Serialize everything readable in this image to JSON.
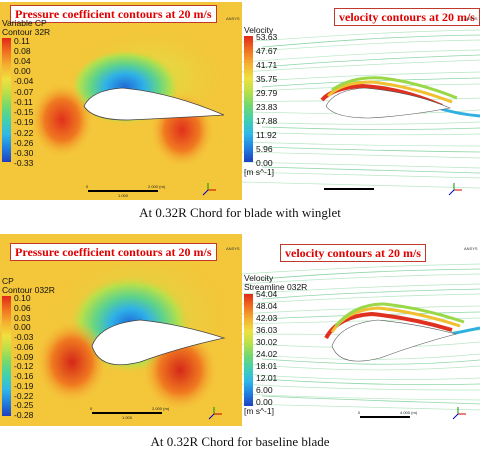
{
  "panels": {
    "cp_winglet": {
      "title": "Pressure coefficient contours at 20 m/s",
      "legend_title": [
        "Variable CP",
        "Contour 32R"
      ],
      "ticks": [
        "0.11",
        "0.08",
        "0.04",
        "0.00",
        "-0.04",
        "-0.07",
        "-0.11",
        "-0.15",
        "-0.19",
        "-0.22",
        "-0.26",
        "-0.30",
        "-0.33"
      ],
      "scale_labels": [
        "0",
        "2.000 (m)",
        "1.000"
      ],
      "brand": "ANSYS"
    },
    "vel_winglet": {
      "title": "velocity contours at 20 m/s",
      "legend_title": [
        "Velocity"
      ],
      "ticks": [
        "53.63",
        "47.67",
        "41.71",
        "35.75",
        "29.79",
        "23.83",
        "17.88",
        "11.92",
        "5.96",
        "0.00"
      ],
      "unit": "[m s^-1]",
      "brand": "ANSYS"
    },
    "cp_baseline": {
      "title": "Pressure coefficient contours at 20 m/s",
      "legend_title": [
        "CP",
        "Contour 032R"
      ],
      "ticks": [
        "0.10",
        "0.06",
        "0.03",
        "0.00",
        "-0.03",
        "-0.06",
        "-0.09",
        "-0.12",
        "-0.16",
        "-0.19",
        "-0.22",
        "-0.25",
        "-0.28"
      ],
      "scale_labels": [
        "0",
        "2.000 (m)",
        "1.000"
      ],
      "brand": "ANSYS"
    },
    "vel_baseline": {
      "title": "velocity contours at 20 m/s",
      "legend_title": [
        "Velocity",
        "Streamline 032R"
      ],
      "ticks": [
        "54.04",
        "48.04",
        "42.03",
        "36.03",
        "30.02",
        "24.02",
        "18.01",
        "12.01",
        "6.00",
        "0.00"
      ],
      "unit": "[m s^-1]",
      "scale_labels": [
        "0",
        "4.000 (m)"
      ],
      "brand": "ANSYS"
    }
  },
  "captions": {
    "top": "At 0.32R Chord for blade with winglet",
    "bottom": "At 0.32R Chord for baseline blade"
  }
}
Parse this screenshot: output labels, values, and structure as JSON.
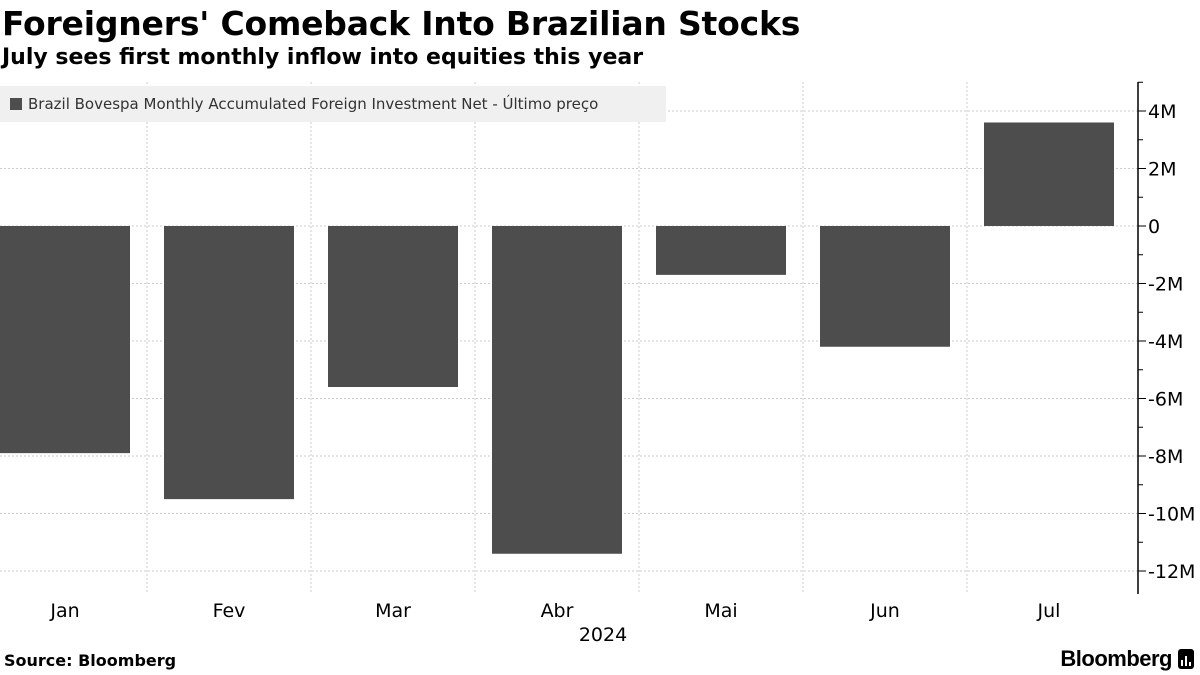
{
  "title": "Foreigners' Comeback Into Brazilian Stocks",
  "subtitle": "July sees first monthly inflow into equities this year",
  "legend_label": "Brazil Bovespa Monthly Accumulated Foreign Investment Net - Último preço",
  "source": "Source: Bloomberg",
  "brand": "Bloomberg",
  "colors": {
    "bar": "#4d4d4d",
    "grid": "#cccccc",
    "legend_bg": "#f0f0f0"
  },
  "chart_data": {
    "type": "bar",
    "title": "Foreigners' Comeback Into Brazilian Stocks",
    "subtitle": "July sees first monthly inflow into equities this year",
    "categories": [
      "Jan",
      "Fev",
      "Mar",
      "Abr",
      "Mai",
      "Jun",
      "Jul"
    ],
    "series": [
      {
        "name": "Brazil Bovespa Monthly Accumulated Foreign Investment Net - Último preço",
        "values": [
          -7.9,
          -9.5,
          -5.6,
          -11.4,
          -1.7,
          -4.2,
          3.6
        ]
      }
    ],
    "xlabel": "2024",
    "ylabel": "",
    "ylim": [
      -12.8,
      5
    ],
    "yticks": [
      4,
      2,
      0,
      -2,
      -4,
      -6,
      -8,
      -10,
      -12
    ],
    "ytick_labels": [
      "4M",
      "2M",
      "0",
      "-2M",
      "-4M",
      "-6M",
      "-8M",
      "-10M",
      "-12M"
    ],
    "y_axis_position": "right",
    "grid": true
  }
}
──────────
**EXERCISE AIM**
Leave every image out, and retype the material exactly.

**WORKED SOLUTION**
Serialize everything readable in this image to JSON.
{
  "panels": {
    "cp_winglet": {
      "title": "Pressure coefficient contours at 20 m/s",
      "legend_title": [
        "Variable CP",
        "Contour 32R"
      ],
      "ticks": [
        "0.11",
        "0.08",
        "0.04",
        "0.00",
        "-0.04",
        "-0.07",
        "-0.11",
        "-0.15",
        "-0.19",
        "-0.22",
        "-0.26",
        "-0.30",
        "-0.33"
      ],
      "scale_labels": [
        "0",
        "2.000 (m)",
        "1.000"
      ],
      "brand": "ANSYS"
    },
    "vel_winglet": {
      "title": "velocity contours at 20 m/s",
      "legend_title": [
        "Velocity"
      ],
      "ticks": [
        "53.63",
        "47.67",
        "41.71",
        "35.75",
        "29.79",
        "23.83",
        "17.88",
        "11.92",
        "5.96",
        "0.00"
      ],
      "unit": "[m s^-1]",
      "brand": "ANSYS"
    },
    "cp_baseline": {
      "title": "Pressure coefficient contours at 20 m/s",
      "legend_title": [
        "CP",
        "Contour 032R"
      ],
      "ticks": [
        "0.10",
        "0.06",
        "0.03",
        "0.00",
        "-0.03",
        "-0.06",
        "-0.09",
        "-0.12",
        "-0.16",
        "-0.19",
        "-0.22",
        "-0.25",
        "-0.28"
      ],
      "scale_labels": [
        "0",
        "2.000 (m)",
        "1.000"
      ],
      "brand": "ANSYS"
    },
    "vel_baseline": {
      "title": "velocity contours at 20 m/s",
      "legend_title": [
        "Velocity",
        "Streamline 032R"
      ],
      "ticks": [
        "54.04",
        "48.04",
        "42.03",
        "36.03",
        "30.02",
        "24.02",
        "18.01",
        "12.01",
        "6.00",
        "0.00"
      ],
      "unit": "[m s^-1]",
      "scale_labels": [
        "0",
        "4.000 (m)"
      ],
      "brand": "ANSYS"
    }
  },
  "captions": {
    "top": "At 0.32R Chord for blade with winglet",
    "bottom": "At 0.32R Chord for baseline blade"
  }
}
Parse this screenshot: output labels, values, and structure as JSON.
{
  "title": "Foreigners' Comeback Into Brazilian Stocks",
  "subtitle": "July sees first monthly inflow into equities this year",
  "legend_label": "Brazil Bovespa Monthly Accumulated Foreign Investment Net - Último preço",
  "source": "Source: Bloomberg",
  "brand": "Bloomberg",
  "colors": {
    "bar": "#4d4d4d",
    "grid": "#cccccc",
    "legend_bg": "#f0f0f0"
  },
  "chart_data": {
    "type": "bar",
    "title": "Foreigners' Comeback Into Brazilian Stocks",
    "subtitle": "July sees first monthly inflow into equities this year",
    "categories": [
      "Jan",
      "Fev",
      "Mar",
      "Abr",
      "Mai",
      "Jun",
      "Jul"
    ],
    "series": [
      {
        "name": "Brazil Bovespa Monthly Accumulated Foreign Investment Net - Último preço",
        "values": [
          -7.9,
          -9.5,
          -5.6,
          -11.4,
          -1.7,
          -4.2,
          3.6
        ]
      }
    ],
    "xlabel": "2024",
    "ylabel": "",
    "ylim": [
      -12.8,
      5
    ],
    "yticks": [
      4,
      2,
      0,
      -2,
      -4,
      -6,
      -8,
      -10,
      -12
    ],
    "ytick_labels": [
      "4M",
      "2M",
      "0",
      "-2M",
      "-4M",
      "-6M",
      "-8M",
      "-10M",
      "-12M"
    ],
    "y_axis_position": "right",
    "grid": true
  }
}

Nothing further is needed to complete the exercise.